>>>>>

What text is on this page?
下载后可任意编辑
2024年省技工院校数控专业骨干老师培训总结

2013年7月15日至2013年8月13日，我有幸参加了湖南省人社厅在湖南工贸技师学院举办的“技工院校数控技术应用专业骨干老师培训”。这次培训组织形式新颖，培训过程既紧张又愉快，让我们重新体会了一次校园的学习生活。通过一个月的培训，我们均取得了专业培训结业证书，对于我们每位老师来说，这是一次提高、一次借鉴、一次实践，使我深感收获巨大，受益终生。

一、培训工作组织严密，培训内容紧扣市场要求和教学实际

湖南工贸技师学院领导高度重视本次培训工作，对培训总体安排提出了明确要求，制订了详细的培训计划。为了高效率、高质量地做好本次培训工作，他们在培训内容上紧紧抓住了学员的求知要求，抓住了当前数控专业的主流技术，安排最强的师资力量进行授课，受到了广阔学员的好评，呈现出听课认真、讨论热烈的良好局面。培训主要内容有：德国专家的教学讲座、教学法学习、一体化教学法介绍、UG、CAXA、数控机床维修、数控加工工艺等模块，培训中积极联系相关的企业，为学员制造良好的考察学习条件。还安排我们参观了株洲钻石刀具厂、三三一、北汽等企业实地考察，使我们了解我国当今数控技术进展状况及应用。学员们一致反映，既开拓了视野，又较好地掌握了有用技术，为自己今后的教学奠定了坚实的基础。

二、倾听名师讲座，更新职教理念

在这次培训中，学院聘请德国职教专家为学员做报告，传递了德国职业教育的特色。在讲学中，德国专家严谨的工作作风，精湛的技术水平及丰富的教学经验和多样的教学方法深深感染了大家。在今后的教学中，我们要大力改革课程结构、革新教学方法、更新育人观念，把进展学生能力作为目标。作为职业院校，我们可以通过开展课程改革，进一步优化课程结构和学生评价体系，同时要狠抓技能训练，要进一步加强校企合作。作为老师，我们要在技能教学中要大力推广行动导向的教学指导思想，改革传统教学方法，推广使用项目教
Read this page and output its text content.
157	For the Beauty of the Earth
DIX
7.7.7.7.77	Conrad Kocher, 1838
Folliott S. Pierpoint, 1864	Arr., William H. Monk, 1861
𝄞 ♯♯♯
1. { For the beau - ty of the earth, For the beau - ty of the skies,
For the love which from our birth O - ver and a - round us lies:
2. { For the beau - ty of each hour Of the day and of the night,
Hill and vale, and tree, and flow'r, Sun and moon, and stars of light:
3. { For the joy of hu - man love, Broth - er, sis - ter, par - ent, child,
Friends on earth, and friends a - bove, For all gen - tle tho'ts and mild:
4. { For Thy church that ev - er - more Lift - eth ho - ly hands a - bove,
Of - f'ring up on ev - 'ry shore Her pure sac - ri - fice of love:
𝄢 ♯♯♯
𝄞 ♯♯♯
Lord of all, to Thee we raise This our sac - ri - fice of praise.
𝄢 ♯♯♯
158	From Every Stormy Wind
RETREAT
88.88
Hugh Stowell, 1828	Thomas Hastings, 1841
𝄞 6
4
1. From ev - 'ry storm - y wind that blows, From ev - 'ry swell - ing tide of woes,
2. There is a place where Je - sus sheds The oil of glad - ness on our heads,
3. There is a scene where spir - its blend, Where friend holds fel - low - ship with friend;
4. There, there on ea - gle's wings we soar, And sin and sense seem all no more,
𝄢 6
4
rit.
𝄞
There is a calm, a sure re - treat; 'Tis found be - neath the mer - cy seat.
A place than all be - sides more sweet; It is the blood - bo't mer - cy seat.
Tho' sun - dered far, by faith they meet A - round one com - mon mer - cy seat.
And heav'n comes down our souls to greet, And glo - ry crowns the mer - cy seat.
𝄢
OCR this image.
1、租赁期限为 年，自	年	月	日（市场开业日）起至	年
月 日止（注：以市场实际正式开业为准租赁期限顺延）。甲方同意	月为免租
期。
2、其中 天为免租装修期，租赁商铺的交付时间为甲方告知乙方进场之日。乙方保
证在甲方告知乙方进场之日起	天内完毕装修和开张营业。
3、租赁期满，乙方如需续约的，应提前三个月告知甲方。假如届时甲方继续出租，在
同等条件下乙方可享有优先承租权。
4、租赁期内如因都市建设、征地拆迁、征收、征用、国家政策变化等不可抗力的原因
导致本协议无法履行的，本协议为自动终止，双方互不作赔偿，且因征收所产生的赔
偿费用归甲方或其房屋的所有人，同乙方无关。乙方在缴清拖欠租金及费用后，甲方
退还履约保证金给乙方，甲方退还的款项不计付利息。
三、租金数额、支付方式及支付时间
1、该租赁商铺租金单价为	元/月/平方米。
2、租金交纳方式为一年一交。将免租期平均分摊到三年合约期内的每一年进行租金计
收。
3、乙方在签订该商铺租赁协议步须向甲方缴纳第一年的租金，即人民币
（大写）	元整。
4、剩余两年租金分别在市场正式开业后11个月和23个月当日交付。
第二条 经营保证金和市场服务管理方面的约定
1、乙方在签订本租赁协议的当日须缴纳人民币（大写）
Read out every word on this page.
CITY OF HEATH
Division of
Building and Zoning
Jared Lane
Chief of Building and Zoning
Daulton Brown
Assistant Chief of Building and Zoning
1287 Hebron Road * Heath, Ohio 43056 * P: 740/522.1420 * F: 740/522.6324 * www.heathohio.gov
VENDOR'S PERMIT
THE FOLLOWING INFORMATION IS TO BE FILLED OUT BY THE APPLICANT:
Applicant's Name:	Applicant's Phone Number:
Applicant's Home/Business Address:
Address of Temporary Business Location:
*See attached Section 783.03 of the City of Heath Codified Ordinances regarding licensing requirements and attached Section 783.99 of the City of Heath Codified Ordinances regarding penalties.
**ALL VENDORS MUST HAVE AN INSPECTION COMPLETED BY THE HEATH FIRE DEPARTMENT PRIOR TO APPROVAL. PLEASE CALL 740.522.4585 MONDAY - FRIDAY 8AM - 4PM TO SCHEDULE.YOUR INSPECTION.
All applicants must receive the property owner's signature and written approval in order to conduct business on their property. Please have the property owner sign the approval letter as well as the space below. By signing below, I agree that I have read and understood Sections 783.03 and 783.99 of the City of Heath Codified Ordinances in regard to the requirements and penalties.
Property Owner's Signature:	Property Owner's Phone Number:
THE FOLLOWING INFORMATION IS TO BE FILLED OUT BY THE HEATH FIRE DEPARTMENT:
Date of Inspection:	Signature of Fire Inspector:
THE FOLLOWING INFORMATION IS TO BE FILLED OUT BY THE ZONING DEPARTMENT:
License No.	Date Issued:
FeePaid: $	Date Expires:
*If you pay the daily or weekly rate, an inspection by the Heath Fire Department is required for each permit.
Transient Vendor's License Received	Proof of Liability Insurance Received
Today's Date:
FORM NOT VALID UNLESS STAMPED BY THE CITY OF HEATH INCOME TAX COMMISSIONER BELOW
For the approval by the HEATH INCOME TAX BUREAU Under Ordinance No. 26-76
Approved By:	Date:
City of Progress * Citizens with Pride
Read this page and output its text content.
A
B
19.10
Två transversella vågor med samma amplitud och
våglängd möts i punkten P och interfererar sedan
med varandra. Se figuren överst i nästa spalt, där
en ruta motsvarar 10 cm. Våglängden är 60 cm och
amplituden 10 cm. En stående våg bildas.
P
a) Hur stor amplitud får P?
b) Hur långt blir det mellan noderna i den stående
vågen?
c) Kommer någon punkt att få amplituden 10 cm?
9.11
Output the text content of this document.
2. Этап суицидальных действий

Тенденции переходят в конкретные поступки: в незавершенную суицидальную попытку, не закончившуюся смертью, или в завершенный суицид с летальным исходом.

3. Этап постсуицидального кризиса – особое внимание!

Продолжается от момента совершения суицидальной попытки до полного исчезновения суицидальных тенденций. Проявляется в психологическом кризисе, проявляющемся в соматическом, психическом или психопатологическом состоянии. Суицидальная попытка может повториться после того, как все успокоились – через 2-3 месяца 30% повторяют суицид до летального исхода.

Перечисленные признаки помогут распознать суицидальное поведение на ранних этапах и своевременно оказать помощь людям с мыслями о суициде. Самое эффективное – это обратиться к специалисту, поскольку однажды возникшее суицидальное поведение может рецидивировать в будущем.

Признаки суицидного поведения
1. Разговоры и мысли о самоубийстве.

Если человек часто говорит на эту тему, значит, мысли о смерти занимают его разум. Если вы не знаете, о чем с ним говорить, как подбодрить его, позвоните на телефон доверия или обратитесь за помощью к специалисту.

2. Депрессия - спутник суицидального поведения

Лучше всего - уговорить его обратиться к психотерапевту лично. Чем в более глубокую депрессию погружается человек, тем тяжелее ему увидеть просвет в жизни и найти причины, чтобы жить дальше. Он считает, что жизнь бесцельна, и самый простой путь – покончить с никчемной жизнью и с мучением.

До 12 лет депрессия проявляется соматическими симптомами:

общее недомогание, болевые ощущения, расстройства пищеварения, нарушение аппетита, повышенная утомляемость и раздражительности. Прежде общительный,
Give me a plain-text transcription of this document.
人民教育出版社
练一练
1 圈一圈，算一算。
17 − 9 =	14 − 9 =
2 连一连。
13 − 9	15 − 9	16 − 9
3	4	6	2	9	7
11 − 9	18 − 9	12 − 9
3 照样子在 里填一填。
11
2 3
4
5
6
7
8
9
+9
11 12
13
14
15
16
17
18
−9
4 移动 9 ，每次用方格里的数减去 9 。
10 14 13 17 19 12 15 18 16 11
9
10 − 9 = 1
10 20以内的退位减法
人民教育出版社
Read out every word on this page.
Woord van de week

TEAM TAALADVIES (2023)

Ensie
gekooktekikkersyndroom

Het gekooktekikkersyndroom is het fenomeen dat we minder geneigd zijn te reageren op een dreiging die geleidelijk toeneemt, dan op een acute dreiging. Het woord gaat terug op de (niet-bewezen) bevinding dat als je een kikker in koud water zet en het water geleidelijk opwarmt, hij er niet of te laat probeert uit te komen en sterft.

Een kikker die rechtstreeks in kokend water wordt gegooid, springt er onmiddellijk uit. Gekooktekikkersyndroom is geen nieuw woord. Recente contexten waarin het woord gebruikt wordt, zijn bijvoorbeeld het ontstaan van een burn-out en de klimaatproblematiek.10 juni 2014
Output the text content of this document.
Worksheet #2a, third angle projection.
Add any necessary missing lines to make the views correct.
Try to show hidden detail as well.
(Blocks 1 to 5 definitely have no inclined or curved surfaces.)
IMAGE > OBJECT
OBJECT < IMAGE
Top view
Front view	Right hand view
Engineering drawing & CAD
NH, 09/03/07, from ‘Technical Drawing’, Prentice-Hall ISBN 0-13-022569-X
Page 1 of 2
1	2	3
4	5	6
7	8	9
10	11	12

<<<<<

For this exercise, gather every line of the data that contains the word "zijn".

Het gekooktekikkersyndroom is het fenomeen dat we minder geneigd zijn te reageren op een dreiging die geleidelijk toeneemt, dan op een acute dreiging. Het woord gaat terug op de (niet-bewezen) bevinding dat als je een kikker in koud water zet en het water geleidelijk opwarmt, hij er niet of te laat probeert uit te komen en sterft.
Een kikker die rechtstreeks in kokend water wordt gegooid, springt er onmiddellijk uit. Gekooktekikkersyndroom is geen nieuw woord. Recente contexten waarin het woord gebruikt wordt, zijn bijvoorbeeld het ontstaan van een burn-out en de klimaatproblematiek.10 juni 2014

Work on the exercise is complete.